THE REQUEST — Find the lines with the string "more" and return them.

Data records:
============

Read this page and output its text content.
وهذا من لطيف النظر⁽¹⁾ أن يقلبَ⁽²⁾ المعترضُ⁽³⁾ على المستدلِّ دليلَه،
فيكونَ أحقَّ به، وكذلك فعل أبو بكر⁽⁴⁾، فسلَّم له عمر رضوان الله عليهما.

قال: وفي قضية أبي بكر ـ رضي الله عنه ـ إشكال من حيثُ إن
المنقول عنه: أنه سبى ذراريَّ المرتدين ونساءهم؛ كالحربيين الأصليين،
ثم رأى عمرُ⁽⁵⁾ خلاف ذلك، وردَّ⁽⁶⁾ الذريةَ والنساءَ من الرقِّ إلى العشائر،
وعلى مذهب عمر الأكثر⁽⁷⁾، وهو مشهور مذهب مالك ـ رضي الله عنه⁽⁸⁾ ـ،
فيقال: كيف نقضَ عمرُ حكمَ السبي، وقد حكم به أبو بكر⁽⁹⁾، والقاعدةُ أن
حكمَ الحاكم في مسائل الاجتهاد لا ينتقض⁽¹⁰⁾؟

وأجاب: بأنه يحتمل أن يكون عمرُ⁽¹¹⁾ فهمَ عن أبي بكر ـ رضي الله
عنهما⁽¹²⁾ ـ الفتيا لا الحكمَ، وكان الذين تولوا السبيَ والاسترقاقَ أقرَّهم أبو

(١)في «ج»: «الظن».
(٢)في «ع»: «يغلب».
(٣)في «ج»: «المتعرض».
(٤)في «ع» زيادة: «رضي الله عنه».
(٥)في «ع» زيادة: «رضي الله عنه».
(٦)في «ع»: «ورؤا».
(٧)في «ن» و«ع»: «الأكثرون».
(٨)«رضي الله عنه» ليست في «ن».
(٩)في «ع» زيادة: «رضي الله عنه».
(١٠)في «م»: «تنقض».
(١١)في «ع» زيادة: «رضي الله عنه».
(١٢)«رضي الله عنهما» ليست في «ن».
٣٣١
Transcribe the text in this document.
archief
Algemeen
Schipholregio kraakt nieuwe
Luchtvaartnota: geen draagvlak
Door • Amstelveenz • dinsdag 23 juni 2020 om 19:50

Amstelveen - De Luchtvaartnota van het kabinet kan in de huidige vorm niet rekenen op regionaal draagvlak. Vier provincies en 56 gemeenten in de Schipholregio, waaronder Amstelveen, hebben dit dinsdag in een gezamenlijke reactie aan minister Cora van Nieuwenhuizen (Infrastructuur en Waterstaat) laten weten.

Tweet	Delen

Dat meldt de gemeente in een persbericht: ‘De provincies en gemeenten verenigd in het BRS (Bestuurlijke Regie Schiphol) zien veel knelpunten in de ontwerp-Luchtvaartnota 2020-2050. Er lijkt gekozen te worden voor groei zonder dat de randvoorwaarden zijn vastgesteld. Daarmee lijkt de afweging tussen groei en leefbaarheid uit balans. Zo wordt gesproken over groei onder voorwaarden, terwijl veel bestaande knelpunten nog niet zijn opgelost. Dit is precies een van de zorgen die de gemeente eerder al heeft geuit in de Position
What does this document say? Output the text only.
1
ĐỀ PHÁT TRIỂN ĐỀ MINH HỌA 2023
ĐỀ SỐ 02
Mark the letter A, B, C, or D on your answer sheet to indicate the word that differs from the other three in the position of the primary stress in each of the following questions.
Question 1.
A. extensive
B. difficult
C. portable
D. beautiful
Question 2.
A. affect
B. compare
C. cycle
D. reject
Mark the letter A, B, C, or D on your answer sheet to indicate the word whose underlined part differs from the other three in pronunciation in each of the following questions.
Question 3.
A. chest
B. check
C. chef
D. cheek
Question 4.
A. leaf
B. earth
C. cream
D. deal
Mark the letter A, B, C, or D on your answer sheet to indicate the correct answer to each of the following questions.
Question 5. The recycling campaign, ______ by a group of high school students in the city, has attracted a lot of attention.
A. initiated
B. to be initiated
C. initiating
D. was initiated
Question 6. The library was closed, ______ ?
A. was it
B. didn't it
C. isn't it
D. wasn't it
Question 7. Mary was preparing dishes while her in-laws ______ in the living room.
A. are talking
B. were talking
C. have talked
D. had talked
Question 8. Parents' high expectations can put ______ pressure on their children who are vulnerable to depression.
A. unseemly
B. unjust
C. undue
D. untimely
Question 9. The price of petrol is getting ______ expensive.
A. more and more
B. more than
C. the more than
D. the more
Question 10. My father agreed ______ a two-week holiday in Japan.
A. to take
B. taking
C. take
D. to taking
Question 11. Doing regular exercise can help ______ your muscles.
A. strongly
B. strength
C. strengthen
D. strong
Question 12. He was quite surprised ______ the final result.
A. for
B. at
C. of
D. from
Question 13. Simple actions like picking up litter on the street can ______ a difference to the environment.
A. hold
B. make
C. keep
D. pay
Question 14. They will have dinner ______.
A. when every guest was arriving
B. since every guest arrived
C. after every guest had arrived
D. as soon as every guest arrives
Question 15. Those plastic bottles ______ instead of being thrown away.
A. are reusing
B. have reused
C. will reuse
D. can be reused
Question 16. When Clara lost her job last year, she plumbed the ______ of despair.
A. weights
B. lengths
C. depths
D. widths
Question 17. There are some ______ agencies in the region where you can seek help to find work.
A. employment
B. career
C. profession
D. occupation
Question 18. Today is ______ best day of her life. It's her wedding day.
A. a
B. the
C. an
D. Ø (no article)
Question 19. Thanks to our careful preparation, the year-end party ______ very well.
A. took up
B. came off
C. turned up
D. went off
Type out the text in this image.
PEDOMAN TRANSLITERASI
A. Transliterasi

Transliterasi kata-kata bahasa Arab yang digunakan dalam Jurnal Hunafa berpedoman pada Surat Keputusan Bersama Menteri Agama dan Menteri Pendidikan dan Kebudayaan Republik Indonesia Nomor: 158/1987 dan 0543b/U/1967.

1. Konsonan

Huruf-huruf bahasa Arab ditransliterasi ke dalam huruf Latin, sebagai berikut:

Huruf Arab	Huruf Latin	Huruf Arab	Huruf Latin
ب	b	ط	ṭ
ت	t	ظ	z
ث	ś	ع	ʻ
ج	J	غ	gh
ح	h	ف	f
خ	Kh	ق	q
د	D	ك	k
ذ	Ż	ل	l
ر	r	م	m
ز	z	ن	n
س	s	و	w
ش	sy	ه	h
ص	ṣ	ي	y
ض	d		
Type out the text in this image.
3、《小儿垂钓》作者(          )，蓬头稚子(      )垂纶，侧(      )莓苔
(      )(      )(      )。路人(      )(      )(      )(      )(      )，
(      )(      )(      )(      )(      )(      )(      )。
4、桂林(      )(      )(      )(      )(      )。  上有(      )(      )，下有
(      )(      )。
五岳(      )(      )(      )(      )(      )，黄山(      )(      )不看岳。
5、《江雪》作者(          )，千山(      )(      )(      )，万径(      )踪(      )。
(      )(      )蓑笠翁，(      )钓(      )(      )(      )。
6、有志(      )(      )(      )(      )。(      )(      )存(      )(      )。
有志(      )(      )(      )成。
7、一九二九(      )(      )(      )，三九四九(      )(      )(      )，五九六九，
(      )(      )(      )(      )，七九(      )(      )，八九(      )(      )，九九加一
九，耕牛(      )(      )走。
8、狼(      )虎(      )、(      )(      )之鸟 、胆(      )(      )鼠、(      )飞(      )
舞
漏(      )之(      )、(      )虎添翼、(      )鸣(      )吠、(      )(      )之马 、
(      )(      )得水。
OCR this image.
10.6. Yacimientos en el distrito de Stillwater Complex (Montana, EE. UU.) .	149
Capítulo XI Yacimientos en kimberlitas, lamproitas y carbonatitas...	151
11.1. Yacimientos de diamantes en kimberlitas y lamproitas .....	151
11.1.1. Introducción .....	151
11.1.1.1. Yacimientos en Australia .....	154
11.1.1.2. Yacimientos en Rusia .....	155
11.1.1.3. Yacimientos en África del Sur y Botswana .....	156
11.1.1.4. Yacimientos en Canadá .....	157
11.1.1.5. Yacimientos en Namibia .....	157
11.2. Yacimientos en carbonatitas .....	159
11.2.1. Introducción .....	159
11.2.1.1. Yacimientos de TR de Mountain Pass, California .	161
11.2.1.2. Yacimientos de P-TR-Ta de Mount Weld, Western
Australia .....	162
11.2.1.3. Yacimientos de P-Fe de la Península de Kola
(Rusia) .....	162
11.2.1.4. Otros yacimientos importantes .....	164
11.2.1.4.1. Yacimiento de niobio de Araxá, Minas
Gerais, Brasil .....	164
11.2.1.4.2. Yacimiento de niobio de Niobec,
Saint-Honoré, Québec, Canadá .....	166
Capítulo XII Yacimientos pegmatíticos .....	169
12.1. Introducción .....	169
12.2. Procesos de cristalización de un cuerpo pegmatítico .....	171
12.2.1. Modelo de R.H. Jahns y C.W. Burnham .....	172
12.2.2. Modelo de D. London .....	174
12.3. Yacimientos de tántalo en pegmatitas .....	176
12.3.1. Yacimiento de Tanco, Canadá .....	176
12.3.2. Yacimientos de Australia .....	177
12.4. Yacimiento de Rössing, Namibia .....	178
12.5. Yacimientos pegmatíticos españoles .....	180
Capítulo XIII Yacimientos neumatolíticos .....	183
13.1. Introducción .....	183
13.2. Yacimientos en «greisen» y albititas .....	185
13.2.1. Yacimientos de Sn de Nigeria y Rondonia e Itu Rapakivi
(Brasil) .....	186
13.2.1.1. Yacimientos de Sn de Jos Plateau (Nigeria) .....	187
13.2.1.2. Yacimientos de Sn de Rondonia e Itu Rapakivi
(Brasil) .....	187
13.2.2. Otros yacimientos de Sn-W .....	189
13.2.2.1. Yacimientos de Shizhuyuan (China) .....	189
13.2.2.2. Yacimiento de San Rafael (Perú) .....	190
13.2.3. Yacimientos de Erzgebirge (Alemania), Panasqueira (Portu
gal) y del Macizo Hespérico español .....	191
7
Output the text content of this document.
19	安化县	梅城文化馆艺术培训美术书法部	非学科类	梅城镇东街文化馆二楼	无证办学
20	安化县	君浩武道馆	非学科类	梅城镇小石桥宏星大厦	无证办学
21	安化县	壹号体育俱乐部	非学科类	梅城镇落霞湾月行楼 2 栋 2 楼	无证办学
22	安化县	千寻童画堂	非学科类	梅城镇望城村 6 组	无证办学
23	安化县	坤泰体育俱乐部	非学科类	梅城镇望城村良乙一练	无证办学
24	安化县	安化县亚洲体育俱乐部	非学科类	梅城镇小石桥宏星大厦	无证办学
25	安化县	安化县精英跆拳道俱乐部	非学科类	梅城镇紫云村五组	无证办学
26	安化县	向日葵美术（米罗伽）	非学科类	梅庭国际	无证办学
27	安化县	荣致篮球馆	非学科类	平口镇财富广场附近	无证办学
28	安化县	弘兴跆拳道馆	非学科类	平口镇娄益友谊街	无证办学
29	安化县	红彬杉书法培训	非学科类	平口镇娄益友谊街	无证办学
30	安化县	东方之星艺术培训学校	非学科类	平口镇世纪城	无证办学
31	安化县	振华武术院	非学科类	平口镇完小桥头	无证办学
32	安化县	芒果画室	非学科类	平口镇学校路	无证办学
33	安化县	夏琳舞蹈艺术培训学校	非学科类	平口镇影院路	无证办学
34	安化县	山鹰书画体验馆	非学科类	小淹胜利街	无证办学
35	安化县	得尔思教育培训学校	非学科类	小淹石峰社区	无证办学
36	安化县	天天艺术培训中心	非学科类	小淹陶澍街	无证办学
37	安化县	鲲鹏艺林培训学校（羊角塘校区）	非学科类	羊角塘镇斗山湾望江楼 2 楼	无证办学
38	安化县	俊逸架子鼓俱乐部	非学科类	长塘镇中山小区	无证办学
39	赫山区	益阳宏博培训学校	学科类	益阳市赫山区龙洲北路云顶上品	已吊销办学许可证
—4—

============

SOLUTION —
A. more and more
B. more than
C. the more than
D. the more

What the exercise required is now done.